__WHAT YOU SHOULD DO__
Please give the listing again in its entirety, exactly as written.

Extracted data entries

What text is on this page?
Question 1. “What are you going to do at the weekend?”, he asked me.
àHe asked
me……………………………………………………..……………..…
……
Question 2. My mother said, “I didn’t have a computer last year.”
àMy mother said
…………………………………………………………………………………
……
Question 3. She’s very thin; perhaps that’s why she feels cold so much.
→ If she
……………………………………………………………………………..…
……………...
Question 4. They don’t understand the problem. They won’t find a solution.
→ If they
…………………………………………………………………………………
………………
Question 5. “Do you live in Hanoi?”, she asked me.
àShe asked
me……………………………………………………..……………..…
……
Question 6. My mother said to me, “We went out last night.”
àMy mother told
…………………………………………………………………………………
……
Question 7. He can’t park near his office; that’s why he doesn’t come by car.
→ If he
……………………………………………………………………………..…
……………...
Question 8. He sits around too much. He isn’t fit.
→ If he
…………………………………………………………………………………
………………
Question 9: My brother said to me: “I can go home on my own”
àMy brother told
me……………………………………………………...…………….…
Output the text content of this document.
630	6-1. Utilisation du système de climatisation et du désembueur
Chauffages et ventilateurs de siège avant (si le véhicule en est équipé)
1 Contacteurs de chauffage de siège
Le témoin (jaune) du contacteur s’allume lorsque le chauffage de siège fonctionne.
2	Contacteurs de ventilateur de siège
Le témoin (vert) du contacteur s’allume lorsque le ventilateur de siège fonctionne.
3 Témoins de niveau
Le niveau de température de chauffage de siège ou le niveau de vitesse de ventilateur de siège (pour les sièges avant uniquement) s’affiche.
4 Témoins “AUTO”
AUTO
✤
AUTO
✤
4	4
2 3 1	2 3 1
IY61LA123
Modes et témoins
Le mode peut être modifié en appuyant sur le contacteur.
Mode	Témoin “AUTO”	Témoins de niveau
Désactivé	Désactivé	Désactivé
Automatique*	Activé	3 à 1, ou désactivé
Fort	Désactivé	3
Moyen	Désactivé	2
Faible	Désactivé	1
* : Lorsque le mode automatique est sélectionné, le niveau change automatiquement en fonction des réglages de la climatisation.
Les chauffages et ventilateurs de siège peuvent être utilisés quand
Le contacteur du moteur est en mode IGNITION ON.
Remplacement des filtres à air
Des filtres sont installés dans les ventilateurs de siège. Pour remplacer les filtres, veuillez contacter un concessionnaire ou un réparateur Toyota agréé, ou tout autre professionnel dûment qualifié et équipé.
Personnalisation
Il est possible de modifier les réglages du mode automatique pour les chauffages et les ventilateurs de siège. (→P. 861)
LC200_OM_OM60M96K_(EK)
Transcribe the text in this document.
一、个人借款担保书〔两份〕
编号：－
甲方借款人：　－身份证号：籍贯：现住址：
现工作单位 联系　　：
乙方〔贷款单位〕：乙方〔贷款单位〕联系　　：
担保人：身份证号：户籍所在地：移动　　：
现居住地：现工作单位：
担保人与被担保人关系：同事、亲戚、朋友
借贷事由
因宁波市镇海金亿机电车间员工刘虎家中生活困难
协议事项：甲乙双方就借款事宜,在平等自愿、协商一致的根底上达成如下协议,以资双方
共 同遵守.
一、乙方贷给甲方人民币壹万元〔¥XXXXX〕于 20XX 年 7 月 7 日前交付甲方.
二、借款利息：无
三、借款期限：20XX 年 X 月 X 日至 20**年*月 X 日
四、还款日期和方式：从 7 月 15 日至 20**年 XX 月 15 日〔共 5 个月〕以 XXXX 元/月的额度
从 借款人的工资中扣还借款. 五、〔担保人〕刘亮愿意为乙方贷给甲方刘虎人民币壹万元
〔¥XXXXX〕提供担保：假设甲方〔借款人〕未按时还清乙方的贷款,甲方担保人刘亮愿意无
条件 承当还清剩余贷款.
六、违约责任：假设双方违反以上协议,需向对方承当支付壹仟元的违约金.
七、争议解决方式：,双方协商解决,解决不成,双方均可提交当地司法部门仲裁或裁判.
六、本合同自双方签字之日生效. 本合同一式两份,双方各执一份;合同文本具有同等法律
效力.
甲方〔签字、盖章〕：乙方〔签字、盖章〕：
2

__WRITTEN SOLUTION__
What text is on this page?
Question 1. “What are you going to do at the weekend?”, he asked me.
àHe asked
me……………………………………………………..……………..…
……
Question 2. My mother said, “I didn’t have a computer last year.”
àMy mother said
…………………………………………………………………………………
……
Question 3. She’s very thin; perhaps that’s why she feels cold so much.
→ If she
……………………………………………………………………………..…
……………...
Question 4. They don’t understand the problem. They won’t find a solution.
→ If they
…………………………………………………………………………………
………………
Question 5. “Do you live in Hanoi?”, she asked me.
àShe asked
me……………………………………………………..……………..…
……
Question 6. My mother said to me, “We went out last night.”
àMy mother told
…………………………………………………………………………………
……
Question 7. He can’t park near his office; that’s why he doesn’t come by car.
→ If he
……………………………………………………………………………..…
……………...
Question 8. He sits around too much. He isn’t fit.
→ If he
…………………………………………………………………………………
………………
Question 9: My brother said to me: “I can go home on my own”
àMy brother told
me……………………………………………………...…………….…
Output the text content of this document.
630	6-1. Utilisation du système de climatisation et du désembueur
Chauffages et ventilateurs de siège avant (si le véhicule en est équipé)
1 Contacteurs de chauffage de siège
Le témoin (jaune) du contacteur s’allume lorsque le chauffage de siège fonctionne.
2	Contacteurs de ventilateur de siège
Le témoin (vert) du contacteur s’allume lorsque le ventilateur de siège fonctionne.
3 Témoins de niveau
Le niveau de température de chauffage de siège ou le niveau de vitesse de ventilateur de siège (pour les sièges avant uniquement) s’affiche.
4 Témoins “AUTO”
AUTO
✤
AUTO
✤
4	4
2 3 1	2 3 1
IY61LA123
Modes et témoins
Le mode peut être modifié en appuyant sur le contacteur.
Mode	Témoin “AUTO”	Témoins de niveau
Désactivé	Désactivé	Désactivé
Automatique*	Activé	3 à 1, ou désactivé
Fort	Désactivé	3
Moyen	Désactivé	2
Faible	Désactivé	1
* : Lorsque le mode automatique est sélectionné, le niveau change automatiquement en fonction des réglages de la climatisation.
Les chauffages et ventilateurs de siège peuvent être utilisés quand
Le contacteur du moteur est en mode IGNITION ON.
Remplacement des filtres à air
Des filtres sont installés dans les ventilateurs de siège. Pour remplacer les filtres, veuillez contacter un concessionnaire ou un réparateur Toyota agréé, ou tout autre professionnel dûment qualifié et équipé.
Personnalisation
Il est possible de modifier les réglages du mode automatique pour les chauffages et les ventilateurs de siège. (→P. 861)
LC200_OM_OM60M96K_(EK)
Transcribe the text in this document.
一、个人借款担保书〔两份〕
编号：－
甲方借款人：　－身份证号：籍贯：现住址：
现工作单位 联系　　：
乙方〔贷款单位〕：乙方〔贷款单位〕联系　　：
担保人：身份证号：户籍所在地：移动　　：
现居住地：现工作单位：
担保人与被担保人关系：同事、亲戚、朋友
借贷事由
因宁波市镇海金亿机电车间员工刘虎家中生活困难
协议事项：甲乙双方就借款事宜,在平等自愿、协商一致的根底上达成如下协议,以资双方
共 同遵守.
一、乙方贷给甲方人民币壹万元〔¥XXXXX〕于 20XX 年 7 月 7 日前交付甲方.
二、借款利息：无
三、借款期限：20XX 年 X 月 X 日至 20**年*月 X 日
四、还款日期和方式：从 7 月 15 日至 20**年 XX 月 15 日〔共 5 个月〕以 XXXX 元/月的额度
从 借款人的工资中扣还借款. 五、〔担保人〕刘亮愿意为乙方贷给甲方刘虎人民币壹万元
〔¥XXXXX〕提供担保：假设甲方〔借款人〕未按时还清乙方的贷款,甲方担保人刘亮愿意无
条件 承当还清剩余贷款.
六、违约责任：假设双方违反以上协议,需向对方承当支付壹仟元的违约金.
七、争议解决方式：,双方协商解决,解决不成,双方均可提交当地司法部门仲裁或裁判.
六、本合同自双方签字之日生效. 本合同一式两份,双方各执一份;合同文本具有同等法律
效力.
甲方〔签字、盖章〕：乙方〔签字、盖章〕：
2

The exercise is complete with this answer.